| TRECHO FORNECIDO |
· · · ·

Sinceramente, eu entendo o apreço que as pessoas têm pelas abordagens de psicoterapia que empregam no seu cotidiano, para além dos aspectos financeiros envolvidos. Nosso trabalho faz parte da nossa identidade; quando alguém joga um holofote sobre as rachaduras dele, talvez gere a sensação de que a estrutura irá ruir. Mas e qual o problema disso? Eu adoro a DBT. Os princípios filosóficos dela fazem muito sentido para mim, e evidências apoiam sua aplicação para uma parcela da população com a qual trabalho, que apresenta o diagnóstico de transtorno da personalidade borderline. Mas a DBT não é um vale-tudo, e quando, por exemplo, uma hipotética Terapia do Ornitorrinco Lustroso e Obstinado (TOLO) se mostrar mais adequada para essa demanda, pode ter certeza de que procurarei algum treinamento em TOLO para não dar uma de tolo e aplicar métodos ultrapassados.
Brincadeiras à parte, é importante frisar que o ecletismo e integração técnica (necessário para trabalhar com múltiplas demandas) é diferente de miscelânea epistemológica (e.g., fazer interpretações com base na Terapia do Esquema e na DBT, que são abordagens com pressupostos frontalmente diferentes). Você pode utilizar estratégias de reestruturação cognitiva quando isso é necessário e preservar uma interpretação comportamental dos efeitos, ou utilizar intervenções comportamentais à luz da teoria da mediação cognitiva. A integração de estratégias e a busca pelos processos de mudança em psicoterapia parece ser o futuro desse campo (Hayes & Hoffman, 2018).

· · · ·

| INFORMAÇÕES FORNECIDAS |
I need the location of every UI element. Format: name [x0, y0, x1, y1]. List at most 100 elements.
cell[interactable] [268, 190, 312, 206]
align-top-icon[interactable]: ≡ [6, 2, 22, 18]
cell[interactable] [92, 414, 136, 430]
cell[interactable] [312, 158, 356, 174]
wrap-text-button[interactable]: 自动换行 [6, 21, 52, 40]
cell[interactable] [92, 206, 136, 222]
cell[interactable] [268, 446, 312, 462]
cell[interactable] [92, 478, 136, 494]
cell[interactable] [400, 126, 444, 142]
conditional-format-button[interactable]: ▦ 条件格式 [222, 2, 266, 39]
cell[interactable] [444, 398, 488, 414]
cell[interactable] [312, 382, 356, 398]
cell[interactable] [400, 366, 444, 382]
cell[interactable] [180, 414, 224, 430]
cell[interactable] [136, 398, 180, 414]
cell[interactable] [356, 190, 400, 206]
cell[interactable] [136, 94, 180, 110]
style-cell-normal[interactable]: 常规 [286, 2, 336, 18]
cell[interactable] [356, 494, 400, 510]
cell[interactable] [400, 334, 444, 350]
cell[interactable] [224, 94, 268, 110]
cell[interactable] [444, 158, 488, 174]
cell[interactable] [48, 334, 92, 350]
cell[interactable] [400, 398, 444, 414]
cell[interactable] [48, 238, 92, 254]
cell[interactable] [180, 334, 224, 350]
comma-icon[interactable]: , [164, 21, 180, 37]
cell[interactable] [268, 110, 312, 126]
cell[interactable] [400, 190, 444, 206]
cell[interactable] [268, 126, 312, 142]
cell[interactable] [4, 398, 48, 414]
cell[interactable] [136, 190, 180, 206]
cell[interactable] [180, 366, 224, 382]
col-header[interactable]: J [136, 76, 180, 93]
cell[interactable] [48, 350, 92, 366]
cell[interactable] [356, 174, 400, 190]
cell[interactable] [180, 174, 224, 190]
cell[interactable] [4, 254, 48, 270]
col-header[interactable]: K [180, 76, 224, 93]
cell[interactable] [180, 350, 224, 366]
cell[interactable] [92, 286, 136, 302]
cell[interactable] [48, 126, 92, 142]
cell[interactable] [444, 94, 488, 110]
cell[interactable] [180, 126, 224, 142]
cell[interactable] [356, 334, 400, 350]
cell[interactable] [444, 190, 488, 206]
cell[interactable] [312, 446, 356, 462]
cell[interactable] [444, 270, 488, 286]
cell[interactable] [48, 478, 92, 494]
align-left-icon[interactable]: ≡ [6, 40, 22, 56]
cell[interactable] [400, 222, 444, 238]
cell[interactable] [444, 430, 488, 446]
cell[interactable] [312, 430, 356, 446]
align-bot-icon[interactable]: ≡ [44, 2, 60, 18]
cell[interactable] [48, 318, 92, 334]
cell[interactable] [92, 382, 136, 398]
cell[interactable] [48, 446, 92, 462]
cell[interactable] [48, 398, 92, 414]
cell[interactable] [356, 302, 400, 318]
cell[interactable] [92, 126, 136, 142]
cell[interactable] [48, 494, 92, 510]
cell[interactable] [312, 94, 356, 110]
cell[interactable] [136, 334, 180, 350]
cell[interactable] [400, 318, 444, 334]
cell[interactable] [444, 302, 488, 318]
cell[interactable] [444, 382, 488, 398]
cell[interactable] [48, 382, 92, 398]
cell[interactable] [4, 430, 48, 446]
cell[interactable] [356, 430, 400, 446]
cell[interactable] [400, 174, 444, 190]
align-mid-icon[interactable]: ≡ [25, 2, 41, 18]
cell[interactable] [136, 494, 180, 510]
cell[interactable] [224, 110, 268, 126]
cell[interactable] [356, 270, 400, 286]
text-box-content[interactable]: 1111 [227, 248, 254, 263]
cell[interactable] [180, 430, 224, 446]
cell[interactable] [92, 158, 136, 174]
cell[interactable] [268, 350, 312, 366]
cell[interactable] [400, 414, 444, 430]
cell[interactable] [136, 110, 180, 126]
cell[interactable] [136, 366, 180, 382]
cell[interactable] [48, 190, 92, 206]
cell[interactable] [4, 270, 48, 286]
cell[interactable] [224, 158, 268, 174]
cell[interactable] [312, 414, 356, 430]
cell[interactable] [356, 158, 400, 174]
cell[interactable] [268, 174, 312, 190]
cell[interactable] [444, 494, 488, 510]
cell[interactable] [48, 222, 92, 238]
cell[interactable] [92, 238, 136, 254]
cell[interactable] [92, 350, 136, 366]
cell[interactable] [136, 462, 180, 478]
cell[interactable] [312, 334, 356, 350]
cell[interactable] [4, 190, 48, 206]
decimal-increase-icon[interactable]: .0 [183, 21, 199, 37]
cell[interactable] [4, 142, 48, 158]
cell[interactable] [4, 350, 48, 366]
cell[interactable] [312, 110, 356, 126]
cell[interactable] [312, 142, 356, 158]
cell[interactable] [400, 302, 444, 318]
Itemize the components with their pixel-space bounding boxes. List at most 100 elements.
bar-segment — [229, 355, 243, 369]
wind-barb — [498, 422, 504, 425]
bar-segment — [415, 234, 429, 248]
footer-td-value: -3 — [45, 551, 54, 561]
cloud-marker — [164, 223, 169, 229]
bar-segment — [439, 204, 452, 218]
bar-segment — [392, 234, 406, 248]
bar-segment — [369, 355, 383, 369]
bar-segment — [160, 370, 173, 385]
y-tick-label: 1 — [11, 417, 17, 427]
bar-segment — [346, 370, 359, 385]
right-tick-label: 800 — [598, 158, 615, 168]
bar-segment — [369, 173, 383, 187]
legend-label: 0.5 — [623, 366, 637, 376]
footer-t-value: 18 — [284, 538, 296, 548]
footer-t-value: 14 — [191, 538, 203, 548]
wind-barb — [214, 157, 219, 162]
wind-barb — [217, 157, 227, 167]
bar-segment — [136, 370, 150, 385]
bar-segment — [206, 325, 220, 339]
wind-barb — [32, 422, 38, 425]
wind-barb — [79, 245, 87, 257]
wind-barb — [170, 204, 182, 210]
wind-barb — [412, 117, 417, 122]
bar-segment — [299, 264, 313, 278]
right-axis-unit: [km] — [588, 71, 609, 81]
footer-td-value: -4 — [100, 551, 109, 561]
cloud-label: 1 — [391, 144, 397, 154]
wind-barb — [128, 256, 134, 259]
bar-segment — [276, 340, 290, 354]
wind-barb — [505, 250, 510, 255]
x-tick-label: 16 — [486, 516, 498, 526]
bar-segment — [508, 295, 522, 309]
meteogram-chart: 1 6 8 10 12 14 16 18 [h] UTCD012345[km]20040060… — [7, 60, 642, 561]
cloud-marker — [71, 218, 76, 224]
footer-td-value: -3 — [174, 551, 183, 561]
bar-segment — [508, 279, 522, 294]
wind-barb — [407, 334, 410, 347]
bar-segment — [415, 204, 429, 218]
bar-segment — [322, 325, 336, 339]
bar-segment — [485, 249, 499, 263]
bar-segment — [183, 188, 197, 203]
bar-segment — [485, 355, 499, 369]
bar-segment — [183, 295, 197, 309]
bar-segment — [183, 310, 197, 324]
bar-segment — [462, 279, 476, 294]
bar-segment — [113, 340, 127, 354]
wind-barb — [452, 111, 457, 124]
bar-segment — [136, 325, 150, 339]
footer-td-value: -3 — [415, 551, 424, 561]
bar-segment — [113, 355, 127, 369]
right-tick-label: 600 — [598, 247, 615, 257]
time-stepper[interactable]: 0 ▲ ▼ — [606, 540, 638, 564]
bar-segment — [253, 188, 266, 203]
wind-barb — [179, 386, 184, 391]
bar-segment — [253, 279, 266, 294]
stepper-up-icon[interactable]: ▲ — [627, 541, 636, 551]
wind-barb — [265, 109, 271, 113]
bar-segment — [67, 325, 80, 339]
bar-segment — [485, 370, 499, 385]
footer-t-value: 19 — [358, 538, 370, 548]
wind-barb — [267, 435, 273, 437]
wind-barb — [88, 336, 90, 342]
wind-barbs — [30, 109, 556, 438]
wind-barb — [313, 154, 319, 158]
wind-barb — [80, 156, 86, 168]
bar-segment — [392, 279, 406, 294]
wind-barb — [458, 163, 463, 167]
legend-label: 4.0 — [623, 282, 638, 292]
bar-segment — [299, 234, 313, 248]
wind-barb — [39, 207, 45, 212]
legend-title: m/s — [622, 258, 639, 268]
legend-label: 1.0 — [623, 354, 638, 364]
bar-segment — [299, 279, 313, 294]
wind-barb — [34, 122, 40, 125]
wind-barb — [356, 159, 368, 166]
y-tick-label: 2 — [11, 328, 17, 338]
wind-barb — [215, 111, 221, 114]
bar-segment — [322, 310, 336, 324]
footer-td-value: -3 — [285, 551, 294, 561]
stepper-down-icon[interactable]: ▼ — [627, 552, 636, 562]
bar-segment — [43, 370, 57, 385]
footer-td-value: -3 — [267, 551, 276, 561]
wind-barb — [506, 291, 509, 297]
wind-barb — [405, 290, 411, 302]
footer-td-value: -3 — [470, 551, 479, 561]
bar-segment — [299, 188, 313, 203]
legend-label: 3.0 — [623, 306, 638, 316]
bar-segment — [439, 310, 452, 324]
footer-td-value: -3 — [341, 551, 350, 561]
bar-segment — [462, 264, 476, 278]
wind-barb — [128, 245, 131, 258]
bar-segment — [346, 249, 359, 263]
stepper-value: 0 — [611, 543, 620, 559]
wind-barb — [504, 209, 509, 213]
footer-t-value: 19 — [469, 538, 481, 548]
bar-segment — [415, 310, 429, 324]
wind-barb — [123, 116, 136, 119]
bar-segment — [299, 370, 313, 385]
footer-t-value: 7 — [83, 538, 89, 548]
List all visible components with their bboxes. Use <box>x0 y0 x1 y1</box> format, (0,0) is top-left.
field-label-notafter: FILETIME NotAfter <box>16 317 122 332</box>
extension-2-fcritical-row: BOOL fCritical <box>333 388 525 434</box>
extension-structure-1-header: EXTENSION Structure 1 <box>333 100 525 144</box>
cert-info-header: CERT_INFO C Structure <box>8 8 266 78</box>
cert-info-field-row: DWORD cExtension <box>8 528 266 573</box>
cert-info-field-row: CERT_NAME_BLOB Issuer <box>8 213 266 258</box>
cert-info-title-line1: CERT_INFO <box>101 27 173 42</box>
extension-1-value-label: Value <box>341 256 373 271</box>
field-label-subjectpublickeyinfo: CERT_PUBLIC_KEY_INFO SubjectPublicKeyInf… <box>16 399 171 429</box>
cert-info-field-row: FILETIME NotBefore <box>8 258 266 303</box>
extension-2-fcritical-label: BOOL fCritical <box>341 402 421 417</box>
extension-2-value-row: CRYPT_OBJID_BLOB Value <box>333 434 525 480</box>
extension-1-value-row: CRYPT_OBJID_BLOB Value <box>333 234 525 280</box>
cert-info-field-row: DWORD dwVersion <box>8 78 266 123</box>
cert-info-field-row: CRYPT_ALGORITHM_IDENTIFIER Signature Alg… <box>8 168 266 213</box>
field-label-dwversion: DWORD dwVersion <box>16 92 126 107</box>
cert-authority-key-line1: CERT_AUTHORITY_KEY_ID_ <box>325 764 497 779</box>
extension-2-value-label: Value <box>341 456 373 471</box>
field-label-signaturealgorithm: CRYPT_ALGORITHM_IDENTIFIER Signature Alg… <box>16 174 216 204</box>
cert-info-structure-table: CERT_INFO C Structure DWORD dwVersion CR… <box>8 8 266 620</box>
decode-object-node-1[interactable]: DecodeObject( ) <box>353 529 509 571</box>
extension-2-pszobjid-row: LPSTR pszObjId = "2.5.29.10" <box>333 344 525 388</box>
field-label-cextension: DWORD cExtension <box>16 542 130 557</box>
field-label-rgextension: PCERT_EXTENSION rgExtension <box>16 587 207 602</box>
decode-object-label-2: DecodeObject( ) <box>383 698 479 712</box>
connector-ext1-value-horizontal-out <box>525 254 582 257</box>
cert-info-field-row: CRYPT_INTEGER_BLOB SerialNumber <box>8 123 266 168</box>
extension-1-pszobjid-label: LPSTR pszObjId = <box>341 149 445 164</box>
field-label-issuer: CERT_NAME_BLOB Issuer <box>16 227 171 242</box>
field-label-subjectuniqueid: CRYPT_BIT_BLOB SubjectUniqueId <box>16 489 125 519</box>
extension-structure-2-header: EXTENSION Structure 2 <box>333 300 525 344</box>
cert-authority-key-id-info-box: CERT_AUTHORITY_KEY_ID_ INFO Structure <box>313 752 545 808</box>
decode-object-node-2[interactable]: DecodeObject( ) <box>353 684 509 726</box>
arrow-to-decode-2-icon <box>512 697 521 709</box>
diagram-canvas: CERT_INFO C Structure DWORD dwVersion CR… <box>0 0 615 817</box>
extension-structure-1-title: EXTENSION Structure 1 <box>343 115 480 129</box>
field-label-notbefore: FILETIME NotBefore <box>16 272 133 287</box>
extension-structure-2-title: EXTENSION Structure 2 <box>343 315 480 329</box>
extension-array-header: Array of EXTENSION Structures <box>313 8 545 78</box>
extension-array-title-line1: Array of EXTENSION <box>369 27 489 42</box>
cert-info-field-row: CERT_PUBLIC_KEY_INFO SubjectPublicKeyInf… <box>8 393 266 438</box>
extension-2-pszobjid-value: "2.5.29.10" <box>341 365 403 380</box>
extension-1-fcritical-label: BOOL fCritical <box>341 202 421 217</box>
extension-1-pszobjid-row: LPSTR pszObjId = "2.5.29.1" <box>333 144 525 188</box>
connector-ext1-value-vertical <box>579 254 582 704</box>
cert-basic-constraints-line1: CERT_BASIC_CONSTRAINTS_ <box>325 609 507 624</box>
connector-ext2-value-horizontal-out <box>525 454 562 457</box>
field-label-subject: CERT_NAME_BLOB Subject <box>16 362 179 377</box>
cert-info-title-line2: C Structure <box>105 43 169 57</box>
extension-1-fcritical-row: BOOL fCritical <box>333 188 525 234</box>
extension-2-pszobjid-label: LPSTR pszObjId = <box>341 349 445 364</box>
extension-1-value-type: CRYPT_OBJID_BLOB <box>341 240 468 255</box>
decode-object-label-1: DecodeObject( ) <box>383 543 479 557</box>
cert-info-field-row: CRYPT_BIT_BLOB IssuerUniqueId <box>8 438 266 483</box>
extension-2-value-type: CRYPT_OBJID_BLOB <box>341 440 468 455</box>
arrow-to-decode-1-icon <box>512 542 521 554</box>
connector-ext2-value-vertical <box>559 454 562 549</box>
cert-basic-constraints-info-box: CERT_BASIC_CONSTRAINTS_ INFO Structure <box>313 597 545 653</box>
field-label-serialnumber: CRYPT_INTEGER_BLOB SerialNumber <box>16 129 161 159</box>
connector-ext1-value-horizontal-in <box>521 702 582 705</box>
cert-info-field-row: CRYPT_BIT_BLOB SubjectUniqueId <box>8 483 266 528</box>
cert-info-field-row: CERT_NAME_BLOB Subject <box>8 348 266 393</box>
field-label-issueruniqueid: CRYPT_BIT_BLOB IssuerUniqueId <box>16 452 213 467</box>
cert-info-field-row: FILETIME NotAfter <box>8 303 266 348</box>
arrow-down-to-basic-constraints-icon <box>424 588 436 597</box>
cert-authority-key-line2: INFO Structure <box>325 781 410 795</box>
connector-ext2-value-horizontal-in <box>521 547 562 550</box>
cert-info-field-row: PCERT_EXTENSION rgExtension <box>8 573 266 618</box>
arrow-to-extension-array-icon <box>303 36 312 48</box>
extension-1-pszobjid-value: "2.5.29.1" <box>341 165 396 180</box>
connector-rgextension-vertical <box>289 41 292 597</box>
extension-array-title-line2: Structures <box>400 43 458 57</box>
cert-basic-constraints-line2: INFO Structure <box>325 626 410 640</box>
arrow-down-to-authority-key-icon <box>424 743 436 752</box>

· · · ·

| TRABALHO SOLICITADO |
Escreva, por favor, a continuação do texto sobre abordagens de psicoterapia, começando logo após a última frase dele.

| RESPOSTA DO EXERCÍCIO |
Fazer PBEP exige um constante exercício de (auto)crítica, atualização e honestidade em explicitar os limites daquilo que fazemos. Práticas pautadas exclusivamente na nossa paixão por teorias e apego fervoroso a doutrinas não são compatíveis com a PBEP e devem ser questionadas, pois ameaçam esse paradigma, que é necessário para aprimorar a atuação profissional e oferecer serviços de qualidade, que ajudem as pessoas a terem vidas valiosas. Sei que dói ter nossa prática questionada, e definitivamente me incluo aí, mas alguns desconfortos são inevitáveis e necessários para o progresso pessoal e profissional.
Precisamos cuidar para que nossa conta bancária da pessoa física e/ou jurídica mensalmente preenchida por cinco dígitos não conduza a uma confiança excessiva nas intervenções e à proposição de cursos com divulgação superestimada. Além disso, é necessário que os resultados terapêuticos sejam interpretados com parcimônia e a divulgação profissional siga mínimos parâmetros de razoabilidade, evitando sensacionalismo. Defendo que nosso trabalho clínico se sustente na evidência científica, respeito à diversidade sociocultural e compromisso ético de oferecer às pessoas o que funciona, recorrendo a estratégias variadas sempre que a queixa clínica apontar essa necessidade, fazendo as necessárias adaptações, adequações e integrações. Esse é o espírito da PBEP: consultar o que existe de melhor, tomar doses generosas de temida vergonha na cara e aplicar a intervenção conforme o contexto e necessidade de cada paciente. Será que é adequado fazer o contrário? Fica o convite à reflexão.